[Saved data entries]
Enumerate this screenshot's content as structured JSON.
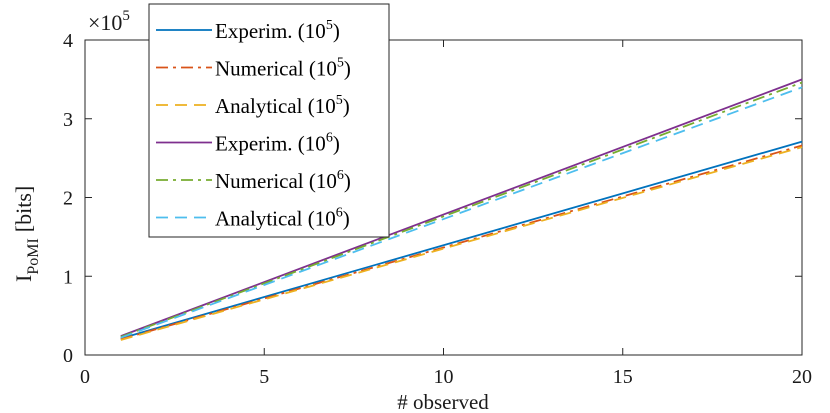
{
  "chart_data": {
    "type": "line",
    "title": "",
    "xlabel": "# observed",
    "ylabel": "I",
    "ylabel_subscript": "PoMI",
    "ylabel_unit": "[bits]",
    "y_multiplier_base": "×10",
    "y_multiplier_exp": "5",
    "xlim": [
      0,
      20
    ],
    "ylim": [
      0,
      4
    ],
    "xticks": [
      0,
      5,
      10,
      15,
      20
    ],
    "yticks": [
      0,
      1,
      2,
      3,
      4
    ],
    "x": [
      1,
      20
    ],
    "grid": false,
    "legend_position": "top-left",
    "series": [
      {
        "name": "Experim. (10^5)",
        "legend_text": "Experim. (10",
        "legend_exp": "5",
        "legend_tail": ")",
        "color": "#0072BD",
        "dash": "solid",
        "values": [
          0.21,
          2.71
        ]
      },
      {
        "name": "Numerical (10^5)",
        "legend_text": "Numerical (10",
        "legend_exp": "5",
        "legend_tail": ")",
        "color": "#D95319",
        "dash": "dashdot",
        "values": [
          0.2,
          2.66
        ]
      },
      {
        "name": "Analytical (10^5)",
        "legend_text": "Analytical (10",
        "legend_exp": "5",
        "legend_tail": ")",
        "color": "#EDB120",
        "dash": "dashed",
        "values": [
          0.19,
          2.64
        ]
      },
      {
        "name": "Experim. (10^6)",
        "legend_text": "Experim. (10",
        "legend_exp": "6",
        "legend_tail": ")",
        "color": "#7E2F8E",
        "dash": "solid",
        "values": [
          0.24,
          3.5
        ]
      },
      {
        "name": "Numerical (10^6)",
        "legend_text": "Numerical (10",
        "legend_exp": "6",
        "legend_tail": ")",
        "color": "#77AC30",
        "dash": "dashdot",
        "values": [
          0.23,
          3.46
        ]
      },
      {
        "name": "Analytical (10^6)",
        "legend_text": "Analytical (10",
        "legend_exp": "6",
        "legend_tail": ")",
        "color": "#4DBEEE",
        "dash": "dashed",
        "values": [
          0.22,
          3.4
        ]
      }
    ]
  }
}
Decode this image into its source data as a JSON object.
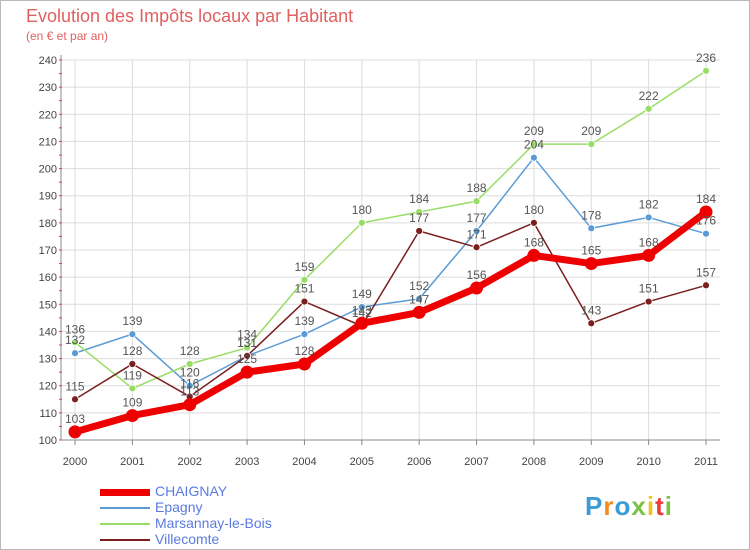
{
  "chart_data": {
    "type": "line",
    "title": "Evolution des Impôts locaux par Habitant",
    "subtitle": "(en € et par an)",
    "xlabel": "",
    "ylabel": "",
    "categories": [
      "2000",
      "2001",
      "2002",
      "2003",
      "2004",
      "2005",
      "2006",
      "2007",
      "2008",
      "2009",
      "2010",
      "2011"
    ],
    "ylim": [
      100,
      240
    ],
    "yticks": [
      100,
      110,
      120,
      130,
      140,
      150,
      160,
      170,
      180,
      190,
      200,
      210,
      220,
      230,
      240
    ],
    "legend_position": "bottom-left",
    "series": [
      {
        "name": "CHAIGNAY",
        "color": "#ee0000",
        "values": [
          103,
          109,
          113,
          125,
          128,
          143,
          147,
          156,
          168,
          165,
          168,
          184
        ]
      },
      {
        "name": "Epagny",
        "color": "#5b9bd5",
        "values": [
          132,
          139,
          120,
          131,
          139,
          149,
          152,
          177,
          204,
          178,
          182,
          176
        ]
      },
      {
        "name": "Marsannay-le-Bois",
        "color": "#99dd66",
        "values": [
          136,
          119,
          128,
          134,
          159,
          180,
          184,
          188,
          209,
          209,
          222,
          236
        ]
      },
      {
        "name": "Villecomte",
        "color": "#7a1e1e",
        "values": [
          115,
          128,
          116,
          131,
          151,
          142,
          177,
          171,
          180,
          143,
          151,
          157
        ]
      }
    ]
  },
  "logo": {
    "text": "Proxiti",
    "letter_colors": [
      "#3b9bd8",
      "#f28c1e",
      "#3b9bd8",
      "#7cc142",
      "#f2c41e",
      "#e63c3c",
      "#7cc142"
    ]
  }
}
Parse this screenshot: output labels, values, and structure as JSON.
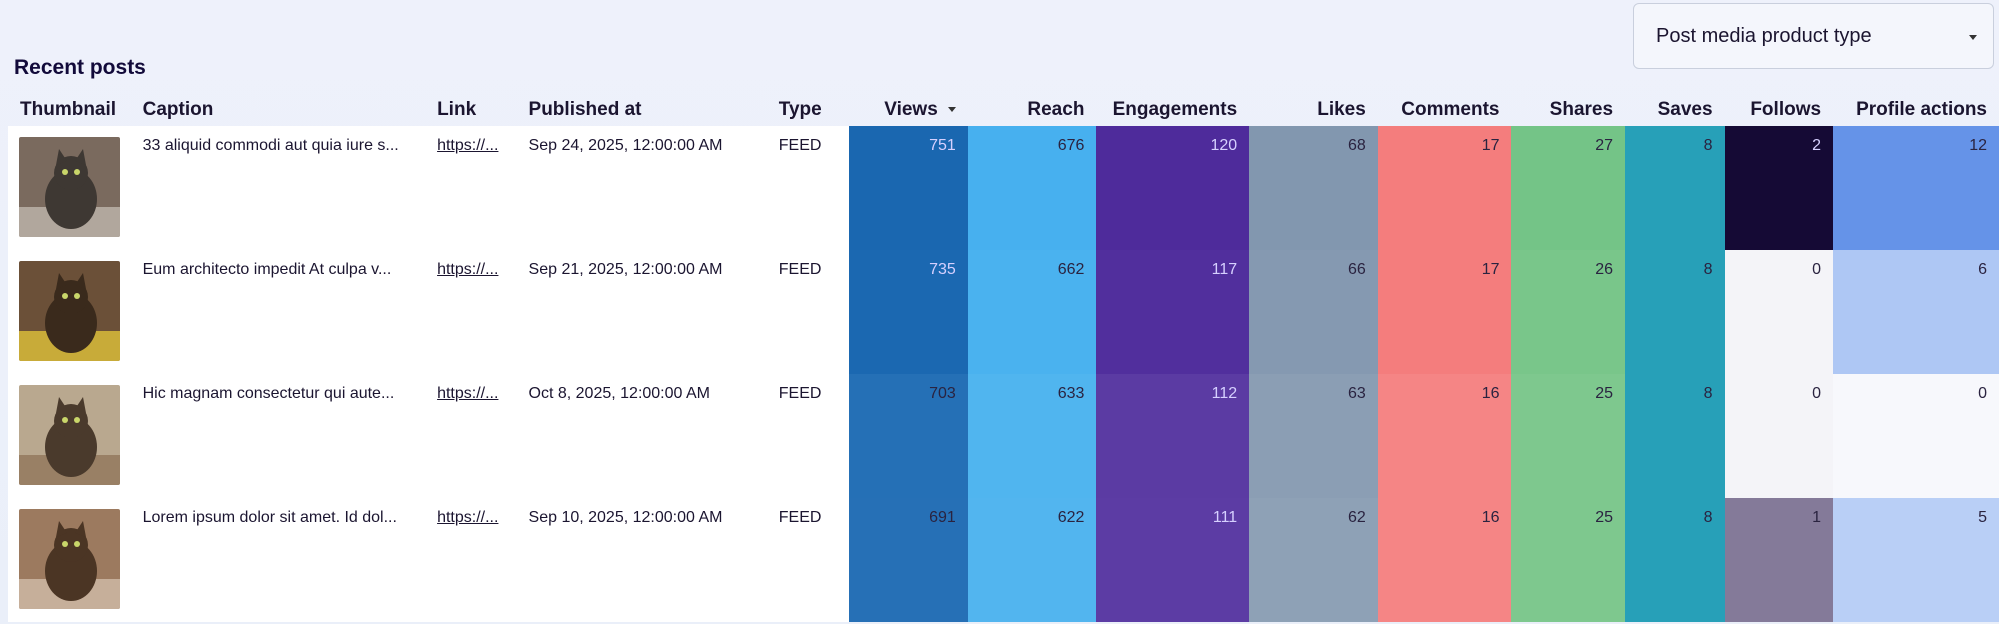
{
  "title": "Recent posts",
  "filter": {
    "label": "Post media product type"
  },
  "columns": [
    "Thumbnail",
    "Caption",
    "Link",
    "Published at",
    "Type",
    "Views",
    "Reach",
    "Engagements",
    "Likes",
    "Comments",
    "Shares",
    "Saves",
    "Follows",
    "Profile actions"
  ],
  "rows": [
    {
      "thumb": "cat-photo-1",
      "caption": "33 aliquid commodi aut quia iure s...",
      "link": "https://...",
      "published": "Sep 24, 2025, 12:00:00 AM",
      "type": "FEED",
      "views": "751",
      "reach": "676",
      "engagements": "120",
      "likes": "68",
      "comments": "17",
      "shares": "27",
      "saves": "8",
      "follows": "2",
      "profile_actions": "12"
    },
    {
      "thumb": "cat-photo-2",
      "caption": "Eum architecto impedit At culpa v...",
      "link": "https://...",
      "published": "Sep 21, 2025, 12:00:00 AM",
      "type": "FEED",
      "views": "735",
      "reach": "662",
      "engagements": "117",
      "likes": "66",
      "comments": "17",
      "shares": "26",
      "saves": "8",
      "follows": "0",
      "profile_actions": "6"
    },
    {
      "thumb": "cat-photo-3",
      "caption": "Hic magnam consectetur qui aute...",
      "link": "https://...",
      "published": "Oct 8, 2025, 12:00:00 AM",
      "type": "FEED",
      "views": "703",
      "reach": "633",
      "engagements": "112",
      "likes": "63",
      "comments": "16",
      "shares": "25",
      "saves": "8",
      "follows": "0",
      "profile_actions": "0"
    },
    {
      "thumb": "cat-photo-4",
      "caption": "Lorem ipsum dolor sit amet. Id dol...",
      "link": "https://...",
      "published": "Sep 10, 2025, 12:00:00 AM",
      "type": "FEED",
      "views": "691",
      "reach": "622",
      "engagements": "111",
      "likes": "62",
      "comments": "16",
      "shares": "25",
      "saves": "8",
      "follows": "1",
      "profile_actions": "5"
    }
  ],
  "colors": {
    "views": [
      "#1a67b0",
      "#1b68b1",
      "#2570b6",
      "#2670b6"
    ],
    "reach": [
      "#47b0ef",
      "#4ab2ef",
      "#50b5ef",
      "#52b5ef"
    ],
    "engagements": [
      "#4e2b9b",
      "#512f9d",
      "#5b3ba3",
      "#5c3ca4"
    ],
    "likes": [
      "#8297af",
      "#8599b1",
      "#8b9eb4",
      "#8ea1b6"
    ],
    "comments": [
      "#f47d7d",
      "#f47d7d",
      "#f58585",
      "#f58585"
    ],
    "shares": [
      "#74c487",
      "#79c68a",
      "#7ec88e",
      "#7ec88e"
    ],
    "saves": [
      "#27a0b8",
      "#27a0b8",
      "#27a0b8",
      "#27a0b8"
    ],
    "follows": [
      "#150a35",
      "#f4f4f8",
      "#f4f4f8",
      "#847a99"
    ],
    "profile_actions": [
      "#6593e8",
      "#aec7f4",
      "#f7f8fc",
      "#b9cff6"
    ],
    "text_light": [
      "views-0",
      "views-1",
      "engagements-0",
      "engagements-1",
      "engagements-2",
      "engagements-3",
      "follows-0"
    ]
  }
}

__Exercise instructions__: Look through the data above. Find each line with the string "Analytical" and copy it.

__The reply__:
        "name": "Analytical (10^5)",
        "legend_text": "Analytical (10",
        "name": "Analytical (10^6)",
        "legend_text": "Analytical (10",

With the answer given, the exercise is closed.